> _Figure dataset records_:
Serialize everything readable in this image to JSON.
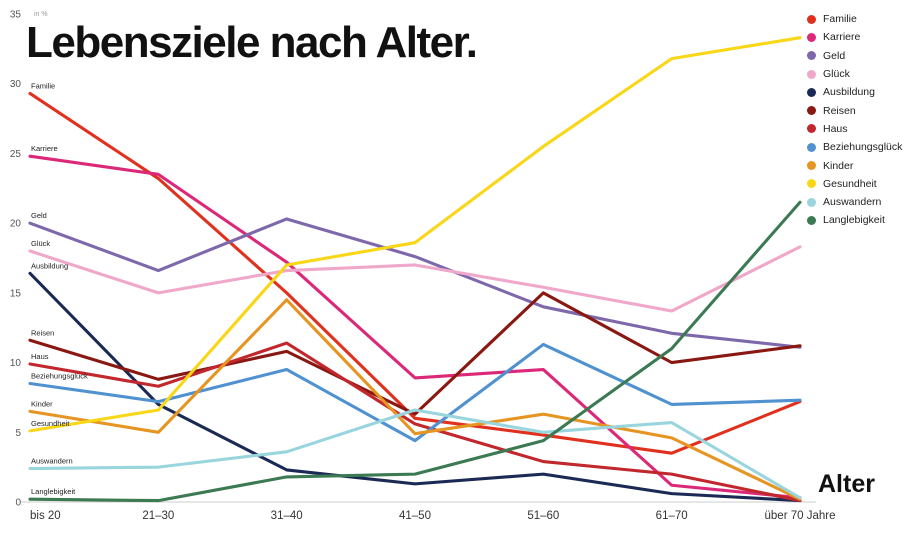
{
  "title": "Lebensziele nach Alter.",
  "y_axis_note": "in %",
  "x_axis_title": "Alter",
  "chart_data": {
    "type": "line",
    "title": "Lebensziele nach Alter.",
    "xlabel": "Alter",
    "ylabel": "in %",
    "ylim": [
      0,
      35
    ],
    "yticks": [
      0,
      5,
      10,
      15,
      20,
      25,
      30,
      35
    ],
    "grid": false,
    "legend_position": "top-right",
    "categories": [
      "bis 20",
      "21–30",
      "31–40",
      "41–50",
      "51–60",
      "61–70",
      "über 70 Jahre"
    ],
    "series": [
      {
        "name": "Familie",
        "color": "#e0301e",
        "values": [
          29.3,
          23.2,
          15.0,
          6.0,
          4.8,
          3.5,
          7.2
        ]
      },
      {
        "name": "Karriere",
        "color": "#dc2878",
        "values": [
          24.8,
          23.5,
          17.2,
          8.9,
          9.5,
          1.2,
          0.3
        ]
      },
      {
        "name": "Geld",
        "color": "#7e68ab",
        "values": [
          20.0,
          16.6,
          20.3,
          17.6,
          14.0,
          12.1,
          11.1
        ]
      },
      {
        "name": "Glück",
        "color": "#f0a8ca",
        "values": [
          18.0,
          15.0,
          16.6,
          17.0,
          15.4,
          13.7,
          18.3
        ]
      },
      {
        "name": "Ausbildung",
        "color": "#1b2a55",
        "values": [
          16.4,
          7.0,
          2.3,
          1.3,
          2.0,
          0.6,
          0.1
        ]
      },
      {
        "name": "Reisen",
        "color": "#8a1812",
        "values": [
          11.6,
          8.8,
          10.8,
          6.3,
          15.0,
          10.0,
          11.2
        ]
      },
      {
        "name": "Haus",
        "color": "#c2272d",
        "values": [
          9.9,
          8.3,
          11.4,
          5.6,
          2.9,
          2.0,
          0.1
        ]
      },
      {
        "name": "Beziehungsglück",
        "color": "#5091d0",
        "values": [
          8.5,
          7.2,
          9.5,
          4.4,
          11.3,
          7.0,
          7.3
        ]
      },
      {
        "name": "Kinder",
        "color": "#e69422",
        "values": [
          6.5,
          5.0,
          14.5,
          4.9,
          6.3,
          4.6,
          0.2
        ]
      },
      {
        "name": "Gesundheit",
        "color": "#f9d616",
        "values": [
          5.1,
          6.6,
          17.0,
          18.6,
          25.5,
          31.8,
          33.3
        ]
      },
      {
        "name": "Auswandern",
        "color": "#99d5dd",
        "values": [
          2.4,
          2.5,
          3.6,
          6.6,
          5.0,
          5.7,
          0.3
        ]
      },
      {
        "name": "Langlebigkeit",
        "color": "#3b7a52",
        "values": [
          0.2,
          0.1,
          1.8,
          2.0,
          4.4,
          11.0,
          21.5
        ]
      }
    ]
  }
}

> _Given problem_: Omit the pictures, and quote the material above exactly as given.

> _Result below_:
Serialize everything readable in this image to JSON.
{
  "title": "Lebensziele nach Alter.",
  "y_axis_note": "in %",
  "x_axis_title": "Alter",
  "chart_data": {
    "type": "line",
    "title": "Lebensziele nach Alter.",
    "xlabel": "Alter",
    "ylabel": "in %",
    "ylim": [
      0,
      35
    ],
    "yticks": [
      0,
      5,
      10,
      15,
      20,
      25,
      30,
      35
    ],
    "grid": false,
    "legend_position": "top-right",
    "categories": [
      "bis 20",
      "21–30",
      "31–40",
      "41–50",
      "51–60",
      "61–70",
      "über 70 Jahre"
    ],
    "series": [
      {
        "name": "Familie",
        "color": "#e0301e",
        "values": [
          29.3,
          23.2,
          15.0,
          6.0,
          4.8,
          3.5,
          7.2
        ]
      },
      {
        "name": "Karriere",
        "color": "#dc2878",
        "values": [
          24.8,
          23.5,
          17.2,
          8.9,
          9.5,
          1.2,
          0.3
        ]
      },
      {
        "name": "Geld",
        "color": "#7e68ab",
        "values": [
          20.0,
          16.6,
          20.3,
          17.6,
          14.0,
          12.1,
          11.1
        ]
      },
      {
        "name": "Glück",
        "color": "#f0a8ca",
        "values": [
          18.0,
          15.0,
          16.6,
          17.0,
          15.4,
          13.7,
          18.3
        ]
      },
      {
        "name": "Ausbildung",
        "color": "#1b2a55",
        "values": [
          16.4,
          7.0,
          2.3,
          1.3,
          2.0,
          0.6,
          0.1
        ]
      },
      {
        "name": "Reisen",
        "color": "#8a1812",
        "values": [
          11.6,
          8.8,
          10.8,
          6.3,
          15.0,
          10.0,
          11.2
        ]
      },
      {
        "name": "Haus",
        "color": "#c2272d",
        "values": [
          9.9,
          8.3,
          11.4,
          5.6,
          2.9,
          2.0,
          0.1
        ]
      },
      {
        "name": "Beziehungsglück",
        "color": "#5091d0",
        "values": [
          8.5,
          7.2,
          9.5,
          4.4,
          11.3,
          7.0,
          7.3
        ]
      },
      {
        "name": "Kinder",
        "color": "#e69422",
        "values": [
          6.5,
          5.0,
          14.5,
          4.9,
          6.3,
          4.6,
          0.2
        ]
      },
      {
        "name": "Gesundheit",
        "color": "#f9d616",
        "values": [
          5.1,
          6.6,
          17.0,
          18.6,
          25.5,
          31.8,
          33.3
        ]
      },
      {
        "name": "Auswandern",
        "color": "#99d5dd",
        "values": [
          2.4,
          2.5,
          3.6,
          6.6,
          5.0,
          5.7,
          0.3
        ]
      },
      {
        "name": "Langlebigkeit",
        "color": "#3b7a52",
        "values": [
          0.2,
          0.1,
          1.8,
          2.0,
          4.4,
          11.0,
          21.5
        ]
      }
    ]
  }
}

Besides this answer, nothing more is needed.